Items listed in a dataset
-.-.-

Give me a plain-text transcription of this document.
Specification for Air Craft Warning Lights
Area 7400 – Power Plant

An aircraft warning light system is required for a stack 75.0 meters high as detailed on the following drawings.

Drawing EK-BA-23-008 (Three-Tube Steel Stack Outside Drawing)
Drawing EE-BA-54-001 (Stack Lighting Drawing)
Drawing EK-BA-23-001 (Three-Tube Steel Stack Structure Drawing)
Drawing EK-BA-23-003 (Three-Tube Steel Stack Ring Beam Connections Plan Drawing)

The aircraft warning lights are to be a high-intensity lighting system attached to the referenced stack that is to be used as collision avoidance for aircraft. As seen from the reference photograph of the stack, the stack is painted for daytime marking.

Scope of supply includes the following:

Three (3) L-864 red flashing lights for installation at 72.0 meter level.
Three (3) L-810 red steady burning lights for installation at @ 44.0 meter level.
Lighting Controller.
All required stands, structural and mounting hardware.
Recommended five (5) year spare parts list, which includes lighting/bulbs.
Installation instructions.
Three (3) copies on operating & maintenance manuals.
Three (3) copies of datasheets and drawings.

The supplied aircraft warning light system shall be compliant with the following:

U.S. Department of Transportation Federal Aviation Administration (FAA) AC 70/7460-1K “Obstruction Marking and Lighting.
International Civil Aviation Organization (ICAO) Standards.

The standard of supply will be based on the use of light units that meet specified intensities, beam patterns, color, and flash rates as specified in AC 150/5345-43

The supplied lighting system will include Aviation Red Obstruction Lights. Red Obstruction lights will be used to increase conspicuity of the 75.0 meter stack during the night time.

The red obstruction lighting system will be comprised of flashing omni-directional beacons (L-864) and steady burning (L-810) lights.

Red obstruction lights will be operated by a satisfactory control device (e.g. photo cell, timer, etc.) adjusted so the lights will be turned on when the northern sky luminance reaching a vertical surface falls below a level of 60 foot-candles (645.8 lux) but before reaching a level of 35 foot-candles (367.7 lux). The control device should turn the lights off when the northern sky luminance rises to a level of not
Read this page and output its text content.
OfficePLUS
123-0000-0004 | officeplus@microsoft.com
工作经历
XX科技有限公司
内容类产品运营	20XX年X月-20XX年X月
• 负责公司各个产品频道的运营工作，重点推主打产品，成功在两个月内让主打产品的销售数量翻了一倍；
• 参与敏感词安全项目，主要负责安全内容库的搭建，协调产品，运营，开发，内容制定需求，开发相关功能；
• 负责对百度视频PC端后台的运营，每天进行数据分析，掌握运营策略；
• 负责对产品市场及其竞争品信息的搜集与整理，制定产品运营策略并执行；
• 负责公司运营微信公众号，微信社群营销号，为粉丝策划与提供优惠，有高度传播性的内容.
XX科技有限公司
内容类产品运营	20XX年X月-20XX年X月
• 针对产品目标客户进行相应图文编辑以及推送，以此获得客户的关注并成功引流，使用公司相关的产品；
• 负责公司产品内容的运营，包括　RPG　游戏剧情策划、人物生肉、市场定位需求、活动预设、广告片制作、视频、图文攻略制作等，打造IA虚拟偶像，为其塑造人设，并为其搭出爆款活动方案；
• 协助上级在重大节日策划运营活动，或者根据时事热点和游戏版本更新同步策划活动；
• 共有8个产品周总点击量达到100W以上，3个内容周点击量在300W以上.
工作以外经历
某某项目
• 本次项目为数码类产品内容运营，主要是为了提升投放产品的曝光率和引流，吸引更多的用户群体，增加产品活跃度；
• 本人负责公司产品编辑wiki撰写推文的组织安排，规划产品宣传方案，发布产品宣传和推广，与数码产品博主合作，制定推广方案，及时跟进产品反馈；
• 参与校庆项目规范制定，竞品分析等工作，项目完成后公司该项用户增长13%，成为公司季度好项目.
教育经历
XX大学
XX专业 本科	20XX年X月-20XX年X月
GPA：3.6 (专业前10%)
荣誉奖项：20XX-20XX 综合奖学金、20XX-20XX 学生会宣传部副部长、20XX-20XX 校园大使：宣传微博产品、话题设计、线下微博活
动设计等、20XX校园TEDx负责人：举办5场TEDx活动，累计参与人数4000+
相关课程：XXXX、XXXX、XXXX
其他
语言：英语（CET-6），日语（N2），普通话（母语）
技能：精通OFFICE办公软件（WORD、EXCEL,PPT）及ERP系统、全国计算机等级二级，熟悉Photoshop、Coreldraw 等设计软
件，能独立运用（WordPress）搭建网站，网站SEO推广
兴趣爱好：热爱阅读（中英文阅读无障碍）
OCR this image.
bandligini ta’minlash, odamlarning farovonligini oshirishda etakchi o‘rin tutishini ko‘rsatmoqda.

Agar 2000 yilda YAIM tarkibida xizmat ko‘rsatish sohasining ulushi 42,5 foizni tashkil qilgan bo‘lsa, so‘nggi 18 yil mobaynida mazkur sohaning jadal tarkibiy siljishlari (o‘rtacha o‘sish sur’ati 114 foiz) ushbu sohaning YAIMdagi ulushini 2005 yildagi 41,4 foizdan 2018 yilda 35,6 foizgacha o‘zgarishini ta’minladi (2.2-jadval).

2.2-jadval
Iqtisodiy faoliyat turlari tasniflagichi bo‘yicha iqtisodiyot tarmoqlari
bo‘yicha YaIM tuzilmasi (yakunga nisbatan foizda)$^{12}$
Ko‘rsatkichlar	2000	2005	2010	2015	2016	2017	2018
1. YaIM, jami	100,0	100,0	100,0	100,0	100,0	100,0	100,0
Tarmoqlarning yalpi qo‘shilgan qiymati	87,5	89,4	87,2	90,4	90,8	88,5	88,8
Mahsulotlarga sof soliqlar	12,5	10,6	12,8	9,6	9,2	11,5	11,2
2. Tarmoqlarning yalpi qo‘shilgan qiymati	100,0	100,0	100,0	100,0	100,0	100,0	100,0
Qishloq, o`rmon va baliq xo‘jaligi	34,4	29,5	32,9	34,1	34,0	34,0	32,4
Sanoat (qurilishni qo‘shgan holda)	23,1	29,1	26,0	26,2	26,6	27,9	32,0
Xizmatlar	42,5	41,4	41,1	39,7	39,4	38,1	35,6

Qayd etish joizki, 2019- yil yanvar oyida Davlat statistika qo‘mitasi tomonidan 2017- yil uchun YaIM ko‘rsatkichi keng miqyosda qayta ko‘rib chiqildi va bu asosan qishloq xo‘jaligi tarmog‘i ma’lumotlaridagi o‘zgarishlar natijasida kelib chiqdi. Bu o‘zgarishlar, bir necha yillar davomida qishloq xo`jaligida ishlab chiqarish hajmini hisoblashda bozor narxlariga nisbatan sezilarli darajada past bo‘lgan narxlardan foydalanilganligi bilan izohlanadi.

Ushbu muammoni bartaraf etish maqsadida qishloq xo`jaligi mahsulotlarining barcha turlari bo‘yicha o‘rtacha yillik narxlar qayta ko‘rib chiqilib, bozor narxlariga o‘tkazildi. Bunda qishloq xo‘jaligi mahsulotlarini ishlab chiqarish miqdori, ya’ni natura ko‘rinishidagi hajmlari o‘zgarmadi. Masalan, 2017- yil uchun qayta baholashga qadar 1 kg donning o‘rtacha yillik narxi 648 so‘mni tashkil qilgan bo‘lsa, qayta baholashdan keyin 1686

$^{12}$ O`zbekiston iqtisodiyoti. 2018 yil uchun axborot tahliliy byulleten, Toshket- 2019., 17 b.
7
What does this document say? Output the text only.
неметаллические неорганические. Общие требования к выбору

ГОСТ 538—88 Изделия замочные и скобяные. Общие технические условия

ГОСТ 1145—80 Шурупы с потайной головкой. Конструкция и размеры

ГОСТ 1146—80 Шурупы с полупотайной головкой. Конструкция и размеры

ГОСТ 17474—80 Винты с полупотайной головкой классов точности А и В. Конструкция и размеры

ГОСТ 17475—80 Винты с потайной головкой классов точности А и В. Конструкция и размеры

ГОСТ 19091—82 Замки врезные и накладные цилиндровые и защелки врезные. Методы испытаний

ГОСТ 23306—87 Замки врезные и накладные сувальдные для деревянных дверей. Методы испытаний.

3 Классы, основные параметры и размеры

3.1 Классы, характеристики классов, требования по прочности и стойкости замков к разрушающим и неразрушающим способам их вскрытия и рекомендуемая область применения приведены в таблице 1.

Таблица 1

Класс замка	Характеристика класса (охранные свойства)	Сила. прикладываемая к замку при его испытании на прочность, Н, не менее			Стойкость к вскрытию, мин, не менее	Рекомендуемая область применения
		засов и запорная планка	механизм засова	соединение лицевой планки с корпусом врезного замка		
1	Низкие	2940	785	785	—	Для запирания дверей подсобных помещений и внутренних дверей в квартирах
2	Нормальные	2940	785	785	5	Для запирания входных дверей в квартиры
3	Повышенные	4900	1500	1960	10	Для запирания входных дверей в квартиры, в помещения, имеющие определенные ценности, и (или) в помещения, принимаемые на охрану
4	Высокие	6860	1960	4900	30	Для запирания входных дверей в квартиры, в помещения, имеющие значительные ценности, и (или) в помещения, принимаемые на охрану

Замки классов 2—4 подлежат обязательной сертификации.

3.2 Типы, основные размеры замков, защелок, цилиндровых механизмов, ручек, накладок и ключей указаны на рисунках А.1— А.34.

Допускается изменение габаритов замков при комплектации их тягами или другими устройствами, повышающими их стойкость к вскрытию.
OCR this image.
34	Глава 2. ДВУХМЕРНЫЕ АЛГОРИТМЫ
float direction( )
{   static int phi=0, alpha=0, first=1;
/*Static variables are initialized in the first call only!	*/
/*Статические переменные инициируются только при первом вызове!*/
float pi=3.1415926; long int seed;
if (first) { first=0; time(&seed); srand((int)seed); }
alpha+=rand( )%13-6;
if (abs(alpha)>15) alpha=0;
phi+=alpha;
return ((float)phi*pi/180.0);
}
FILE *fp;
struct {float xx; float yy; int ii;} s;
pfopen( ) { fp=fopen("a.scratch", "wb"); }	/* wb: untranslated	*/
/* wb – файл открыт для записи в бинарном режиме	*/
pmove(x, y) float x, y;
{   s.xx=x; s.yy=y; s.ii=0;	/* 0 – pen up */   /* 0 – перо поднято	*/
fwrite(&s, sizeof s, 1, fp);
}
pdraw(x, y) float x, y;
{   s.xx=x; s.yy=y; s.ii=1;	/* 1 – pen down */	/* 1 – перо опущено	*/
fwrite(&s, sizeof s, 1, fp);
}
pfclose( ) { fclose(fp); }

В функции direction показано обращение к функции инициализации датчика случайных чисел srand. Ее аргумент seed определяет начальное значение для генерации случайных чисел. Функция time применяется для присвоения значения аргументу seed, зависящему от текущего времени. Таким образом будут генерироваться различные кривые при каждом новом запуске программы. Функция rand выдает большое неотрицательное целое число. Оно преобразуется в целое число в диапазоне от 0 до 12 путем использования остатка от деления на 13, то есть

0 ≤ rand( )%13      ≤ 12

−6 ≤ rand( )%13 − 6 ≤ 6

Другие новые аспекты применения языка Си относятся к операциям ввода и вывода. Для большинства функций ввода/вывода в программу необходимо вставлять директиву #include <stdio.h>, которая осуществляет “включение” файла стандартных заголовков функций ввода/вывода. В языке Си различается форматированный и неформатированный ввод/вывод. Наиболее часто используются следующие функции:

-.-.-

◆ What you need to do
Lines containing the word "квартиры" must all be returned from the material above.

◆ The solution
2	Нормальные	2940	785	785	5	Для запирания входных дверей в квартиры
3	Повышенные	4900	1500	1960	10	Для запирания входных дверей в квартиры, в помещения, имеющие определенные ценности, и (или) в помещения, принимаемые на охрану
4	Высокие	6860	1960	4900	30	Для запирания входных дверей в квартиры, в помещения, имеющие значительные ценности, и (или) в помещения, принимаемые на охрану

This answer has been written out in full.